Langsung ke konten utama

Landasan Epistemologi dan Teologi Pluralisme Agama


Landasan Epistemologi dan Teologi Pluralisme Agama
Oleh: Ruhullah Syams

Pluralisme agama mempunyai landasan epistemologis dan teologis. Bagian epistemologis dari teori ini menitikberatkan pada pembuktian kebenaran untuk semua agama-agama, sedangkan bagian teologisnya lebih banyak mengarah pada pengakuan keselamatan dan kebahagiaan para pengikut dari semua agama-agama. Demikian pula pluralisme agama dengan mengambil ilham dari filsafat Kant pemisahan nomen dengan phenomen, hermenetik Gadamer, teori kesatuan substansi agama-agama, kejamakan hakikat, teori pengalaman keagamaan, kesetaraan argumen, gradasi dan keberadaan  batin hakikat, telah mengumumkan kesamaan agama-agama dalam meraih hakikat serta mendapatkan keselamatan. Dalam tulisan ini, pertama akan kami paparkan landasan epistemologi pluralisme agama dan melakukan telaah serta kritik terhadapnya dan kemudian memaparkan landasan teologinya serta telaah dan kritik terhadapnya.
.....
▶ [BAGIAN LATIHAN]
A. Terjemahkan ke dalam bahasa Inggris kalimat dari kutipan tentang pluralisme agama ini: "Pluralisme agama mempunyai landasan epistemologis dan teologis."
B. Menurut kutipan tentang pluralisme agama, ke mana bagian teologis teori ini lebih banyak mengarah?
C. Tuliskan ulang dengan tepat bagian kutipan tentang pluralisme agama yang dimulai dengan "Pluralisme agama mempunyai" dan berlanjut sampai "dan kritik terhadapnya.".

▶ [DATA TERSEDIA]
.....
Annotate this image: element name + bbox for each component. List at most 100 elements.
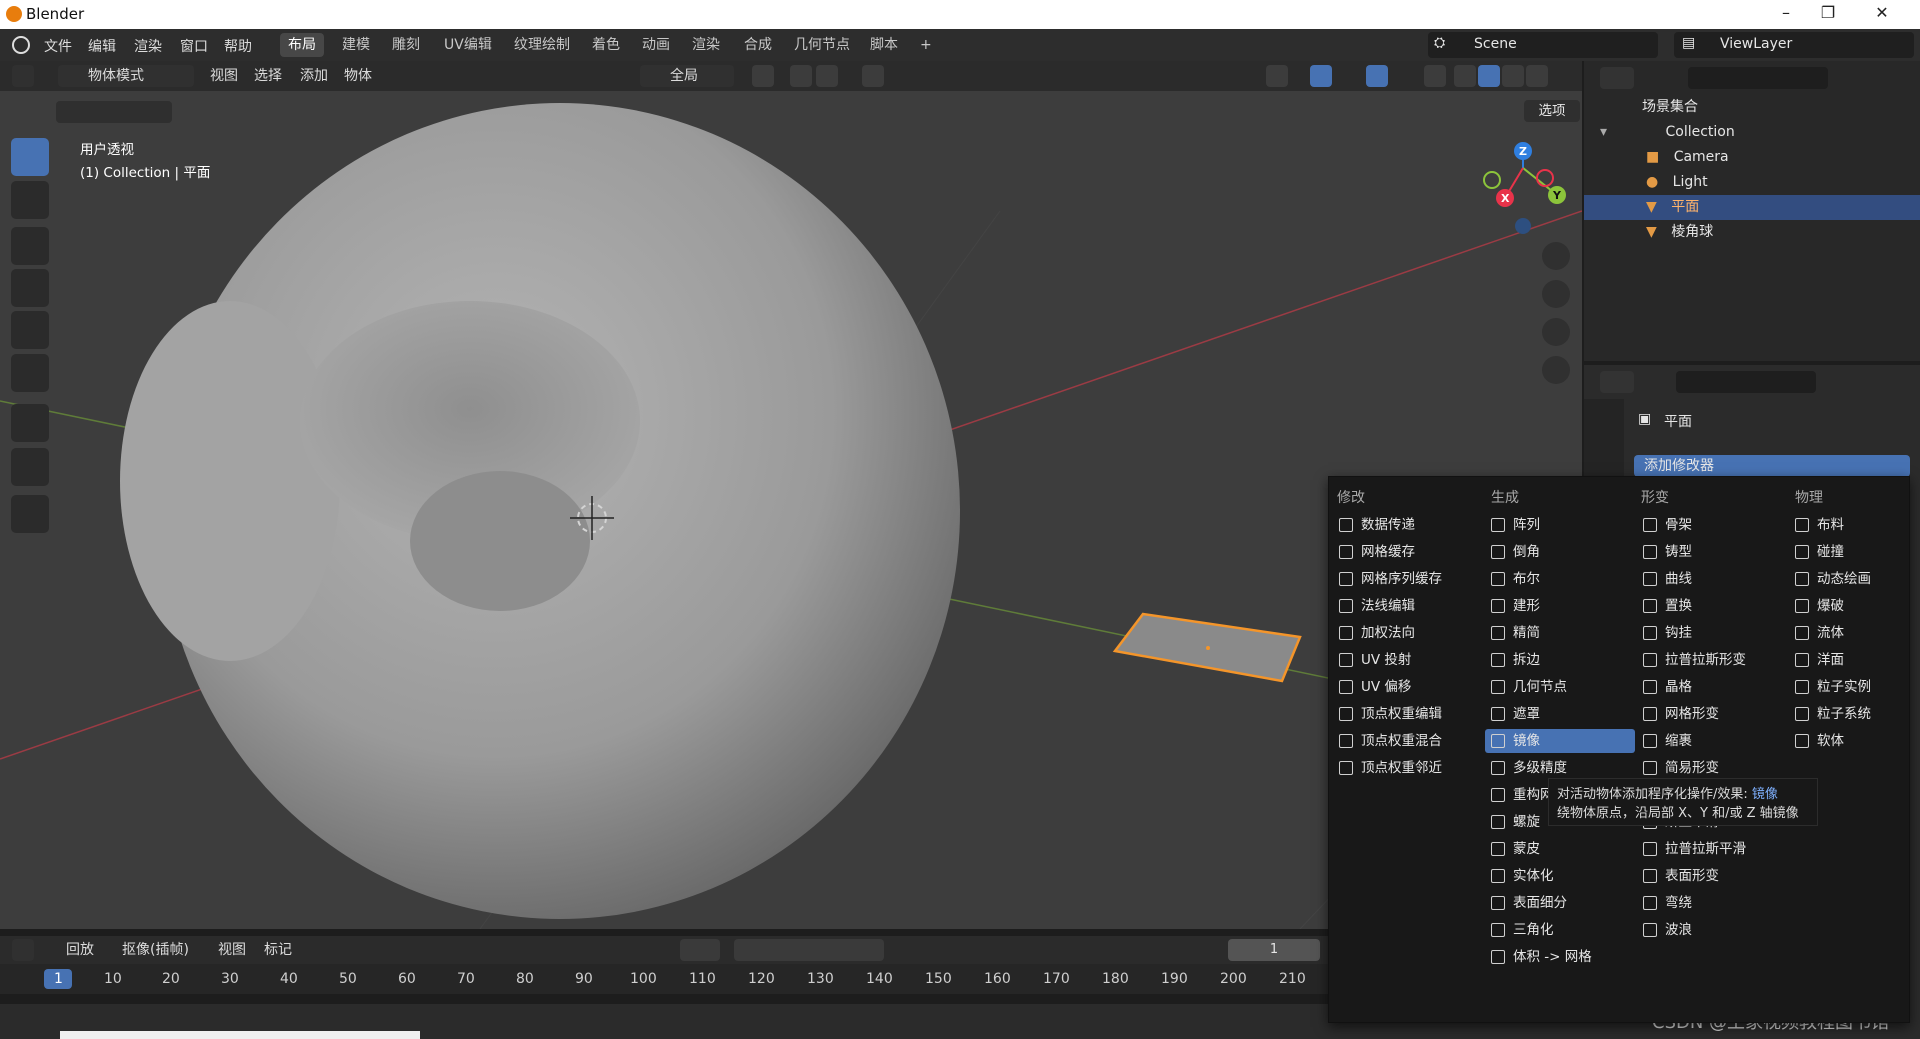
.....
▶ [JAWABAN TUGAS]
A. Religious pluralism has epistemological and theological foundations.

B. Bagian teologisnya lebih banyak mengarah pada pengakuan keselamatan dan kebahagiaan para pengikut dari semua agama-agama.

C.
Pluralisme agama mempunyai landasan epistemologis dan teologis. Bagian epistemologis dari teori ini menitikberatkan pada pembuktian kebenaran untuk semua agama-agama, sedangkan bagian teologisnya lebih banyak mengarah pada pengakuan keselamatan dan kebahagiaan para pengikut dari semua agama-agama. Demikian pula pluralisme agama dengan mengambil ilham dari filsafat Kant pemisahan nomen dengan phenomen, hermenetik Gadamer, teori kesatuan substansi agama-agama, kejamakan hakikat, teori pengalaman keagamaan, kesetaraan argumen, gradasi dan keberadaan  batin hakikat, telah mengumumkan kesamaan agama-agama dalam meraih hakikat serta mendapatkan keselamatan. Dalam tulisan ini, pertama akan kami paparkan landasan epistemologi pluralisme agama dan melakukan telaah serta kritik terhadapnya dan kemudian memaparkan landasan teologinya serta telaah dan kritik terhadapnya.